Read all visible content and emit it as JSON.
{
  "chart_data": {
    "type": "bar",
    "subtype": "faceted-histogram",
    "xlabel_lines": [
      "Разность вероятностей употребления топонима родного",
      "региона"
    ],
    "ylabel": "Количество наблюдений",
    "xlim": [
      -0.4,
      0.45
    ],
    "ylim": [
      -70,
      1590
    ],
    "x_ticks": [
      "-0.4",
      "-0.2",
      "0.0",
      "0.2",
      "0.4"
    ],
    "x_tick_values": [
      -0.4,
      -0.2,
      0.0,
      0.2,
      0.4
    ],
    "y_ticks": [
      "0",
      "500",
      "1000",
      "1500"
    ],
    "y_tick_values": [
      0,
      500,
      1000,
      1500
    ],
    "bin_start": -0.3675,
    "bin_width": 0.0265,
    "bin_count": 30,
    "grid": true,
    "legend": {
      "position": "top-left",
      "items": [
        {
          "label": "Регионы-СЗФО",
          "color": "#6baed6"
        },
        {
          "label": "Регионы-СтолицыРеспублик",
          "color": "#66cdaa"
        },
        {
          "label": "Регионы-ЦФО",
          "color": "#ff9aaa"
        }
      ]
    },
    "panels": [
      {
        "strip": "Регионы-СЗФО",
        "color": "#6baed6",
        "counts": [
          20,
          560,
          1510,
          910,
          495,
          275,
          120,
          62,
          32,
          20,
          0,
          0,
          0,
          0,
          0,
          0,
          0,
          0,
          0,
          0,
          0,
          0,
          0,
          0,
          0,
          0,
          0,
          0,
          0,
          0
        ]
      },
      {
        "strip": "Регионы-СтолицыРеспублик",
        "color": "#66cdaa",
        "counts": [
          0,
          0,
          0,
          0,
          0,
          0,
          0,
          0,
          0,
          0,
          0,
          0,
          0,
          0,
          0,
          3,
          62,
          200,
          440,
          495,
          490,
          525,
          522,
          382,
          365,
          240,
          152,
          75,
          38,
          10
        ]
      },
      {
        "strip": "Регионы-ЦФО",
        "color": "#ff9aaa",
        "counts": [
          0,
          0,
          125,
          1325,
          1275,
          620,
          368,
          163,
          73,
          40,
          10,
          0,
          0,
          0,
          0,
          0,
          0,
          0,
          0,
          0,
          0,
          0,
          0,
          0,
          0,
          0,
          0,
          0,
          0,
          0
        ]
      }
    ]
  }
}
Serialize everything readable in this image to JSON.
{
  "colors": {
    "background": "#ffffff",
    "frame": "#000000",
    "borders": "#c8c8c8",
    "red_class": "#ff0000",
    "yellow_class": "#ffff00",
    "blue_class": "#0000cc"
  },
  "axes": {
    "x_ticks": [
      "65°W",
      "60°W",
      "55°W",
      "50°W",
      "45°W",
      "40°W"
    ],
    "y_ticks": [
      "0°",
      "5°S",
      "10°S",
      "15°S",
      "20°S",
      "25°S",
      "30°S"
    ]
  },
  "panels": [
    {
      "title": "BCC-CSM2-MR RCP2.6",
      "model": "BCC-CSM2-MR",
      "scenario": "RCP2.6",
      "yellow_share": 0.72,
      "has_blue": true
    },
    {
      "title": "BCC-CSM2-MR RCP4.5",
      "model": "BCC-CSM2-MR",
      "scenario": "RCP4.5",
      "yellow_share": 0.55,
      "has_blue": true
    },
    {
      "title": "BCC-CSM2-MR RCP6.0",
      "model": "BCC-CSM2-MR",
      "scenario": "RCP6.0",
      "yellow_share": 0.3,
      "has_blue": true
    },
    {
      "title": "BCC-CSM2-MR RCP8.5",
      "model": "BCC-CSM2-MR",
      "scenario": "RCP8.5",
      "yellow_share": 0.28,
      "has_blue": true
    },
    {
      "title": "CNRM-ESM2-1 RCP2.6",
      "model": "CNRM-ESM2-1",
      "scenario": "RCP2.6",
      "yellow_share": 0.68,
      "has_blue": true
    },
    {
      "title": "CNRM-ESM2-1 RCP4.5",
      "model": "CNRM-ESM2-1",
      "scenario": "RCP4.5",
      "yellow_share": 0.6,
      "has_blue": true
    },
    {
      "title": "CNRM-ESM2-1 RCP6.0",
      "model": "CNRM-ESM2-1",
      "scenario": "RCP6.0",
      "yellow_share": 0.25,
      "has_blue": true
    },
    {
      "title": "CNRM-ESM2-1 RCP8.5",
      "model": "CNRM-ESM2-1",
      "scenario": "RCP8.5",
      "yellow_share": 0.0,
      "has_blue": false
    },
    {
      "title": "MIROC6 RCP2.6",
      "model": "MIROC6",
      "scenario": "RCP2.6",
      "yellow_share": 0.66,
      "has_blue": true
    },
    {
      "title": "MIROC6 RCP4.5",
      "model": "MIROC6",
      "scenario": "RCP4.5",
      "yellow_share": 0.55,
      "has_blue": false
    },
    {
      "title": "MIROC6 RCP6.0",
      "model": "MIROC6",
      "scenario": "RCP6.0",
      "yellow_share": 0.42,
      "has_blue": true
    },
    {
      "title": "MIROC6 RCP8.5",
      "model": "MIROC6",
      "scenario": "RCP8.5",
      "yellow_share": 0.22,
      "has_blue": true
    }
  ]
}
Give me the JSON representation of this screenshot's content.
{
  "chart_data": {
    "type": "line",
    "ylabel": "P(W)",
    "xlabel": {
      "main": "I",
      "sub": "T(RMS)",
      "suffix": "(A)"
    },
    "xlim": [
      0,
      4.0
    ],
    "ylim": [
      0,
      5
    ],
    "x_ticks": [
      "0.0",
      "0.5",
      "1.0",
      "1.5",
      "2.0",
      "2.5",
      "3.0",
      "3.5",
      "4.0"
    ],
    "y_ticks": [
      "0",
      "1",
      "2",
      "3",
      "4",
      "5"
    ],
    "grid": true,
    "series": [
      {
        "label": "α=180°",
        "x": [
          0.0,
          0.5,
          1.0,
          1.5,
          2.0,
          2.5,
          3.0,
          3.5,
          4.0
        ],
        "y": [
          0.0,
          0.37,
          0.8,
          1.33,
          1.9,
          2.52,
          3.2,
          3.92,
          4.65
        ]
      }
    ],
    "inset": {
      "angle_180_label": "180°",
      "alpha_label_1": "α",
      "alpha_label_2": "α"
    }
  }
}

□ □ □

**Problem**
Copy, from the material, each line that holds the string "content".

**Solution for this task**
Read all visible content and emit it as JSON.
Give me the JSON representation of this screenshot's content.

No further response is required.